[Some records]
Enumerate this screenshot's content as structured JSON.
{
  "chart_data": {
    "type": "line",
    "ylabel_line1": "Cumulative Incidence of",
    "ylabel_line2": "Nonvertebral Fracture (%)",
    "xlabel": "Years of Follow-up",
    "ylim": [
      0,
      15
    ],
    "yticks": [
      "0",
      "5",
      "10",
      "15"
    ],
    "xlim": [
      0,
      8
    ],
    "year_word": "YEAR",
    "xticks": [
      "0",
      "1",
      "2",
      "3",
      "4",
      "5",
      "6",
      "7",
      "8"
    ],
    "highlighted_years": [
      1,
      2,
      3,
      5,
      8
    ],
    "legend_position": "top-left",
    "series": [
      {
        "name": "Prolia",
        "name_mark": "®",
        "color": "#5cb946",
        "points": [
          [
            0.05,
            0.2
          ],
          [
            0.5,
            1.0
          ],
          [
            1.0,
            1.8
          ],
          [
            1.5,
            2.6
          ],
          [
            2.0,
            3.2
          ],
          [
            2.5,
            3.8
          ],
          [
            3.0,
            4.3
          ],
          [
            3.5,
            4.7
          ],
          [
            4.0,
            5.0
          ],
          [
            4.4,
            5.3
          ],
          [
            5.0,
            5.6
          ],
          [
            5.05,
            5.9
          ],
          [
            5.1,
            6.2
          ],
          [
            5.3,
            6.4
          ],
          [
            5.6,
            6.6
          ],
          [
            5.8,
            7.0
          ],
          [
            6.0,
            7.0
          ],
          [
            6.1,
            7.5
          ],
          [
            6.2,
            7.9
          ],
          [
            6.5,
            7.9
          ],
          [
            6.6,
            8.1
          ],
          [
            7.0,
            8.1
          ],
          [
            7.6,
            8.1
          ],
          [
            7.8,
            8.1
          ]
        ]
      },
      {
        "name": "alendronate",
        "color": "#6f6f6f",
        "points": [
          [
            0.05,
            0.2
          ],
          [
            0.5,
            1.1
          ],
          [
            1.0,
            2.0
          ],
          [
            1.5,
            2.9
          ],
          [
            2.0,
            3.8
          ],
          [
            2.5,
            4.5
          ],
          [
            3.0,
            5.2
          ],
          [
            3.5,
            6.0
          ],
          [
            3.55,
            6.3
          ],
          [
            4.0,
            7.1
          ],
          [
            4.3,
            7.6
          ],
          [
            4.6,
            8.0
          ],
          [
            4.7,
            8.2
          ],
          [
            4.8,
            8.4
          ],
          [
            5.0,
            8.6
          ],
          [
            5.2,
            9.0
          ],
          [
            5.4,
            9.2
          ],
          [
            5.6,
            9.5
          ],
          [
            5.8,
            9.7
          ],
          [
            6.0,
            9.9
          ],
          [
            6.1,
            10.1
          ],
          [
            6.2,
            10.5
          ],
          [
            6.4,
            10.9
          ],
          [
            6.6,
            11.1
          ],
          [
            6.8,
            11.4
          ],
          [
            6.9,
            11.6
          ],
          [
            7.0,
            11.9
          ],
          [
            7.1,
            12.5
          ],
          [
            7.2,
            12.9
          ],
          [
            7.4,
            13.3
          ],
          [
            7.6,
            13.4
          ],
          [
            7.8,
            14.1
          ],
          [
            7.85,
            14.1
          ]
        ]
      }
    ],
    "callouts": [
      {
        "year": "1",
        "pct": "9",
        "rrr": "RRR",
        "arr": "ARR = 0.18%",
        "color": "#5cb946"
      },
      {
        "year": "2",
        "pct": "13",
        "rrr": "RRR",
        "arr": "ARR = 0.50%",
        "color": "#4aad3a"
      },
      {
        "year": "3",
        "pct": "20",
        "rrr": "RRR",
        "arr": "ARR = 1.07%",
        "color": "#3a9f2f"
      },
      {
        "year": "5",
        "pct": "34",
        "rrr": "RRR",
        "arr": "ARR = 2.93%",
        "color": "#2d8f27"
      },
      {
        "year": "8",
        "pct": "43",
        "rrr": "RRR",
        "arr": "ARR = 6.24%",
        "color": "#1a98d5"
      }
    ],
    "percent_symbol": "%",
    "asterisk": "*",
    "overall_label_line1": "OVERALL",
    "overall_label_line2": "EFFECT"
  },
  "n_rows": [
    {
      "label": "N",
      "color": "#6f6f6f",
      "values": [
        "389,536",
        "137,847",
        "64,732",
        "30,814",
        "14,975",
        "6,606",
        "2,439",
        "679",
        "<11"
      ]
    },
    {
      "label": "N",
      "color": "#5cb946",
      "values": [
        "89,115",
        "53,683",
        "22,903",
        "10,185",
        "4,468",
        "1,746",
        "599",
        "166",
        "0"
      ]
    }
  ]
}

What the task requires:
Show, from the listing above, each line that contains the word "color".

The response:
        "color": "#5cb946",
        "color": "#6f6f6f",
        "color": "#5cb946"
        "color": "#4aad3a"
        "color": "#3a9f2f"
        "color": "#2d8f27"
        "color": "#1a98d5"
      "color": "#6f6f6f",
      "color": "#5cb946",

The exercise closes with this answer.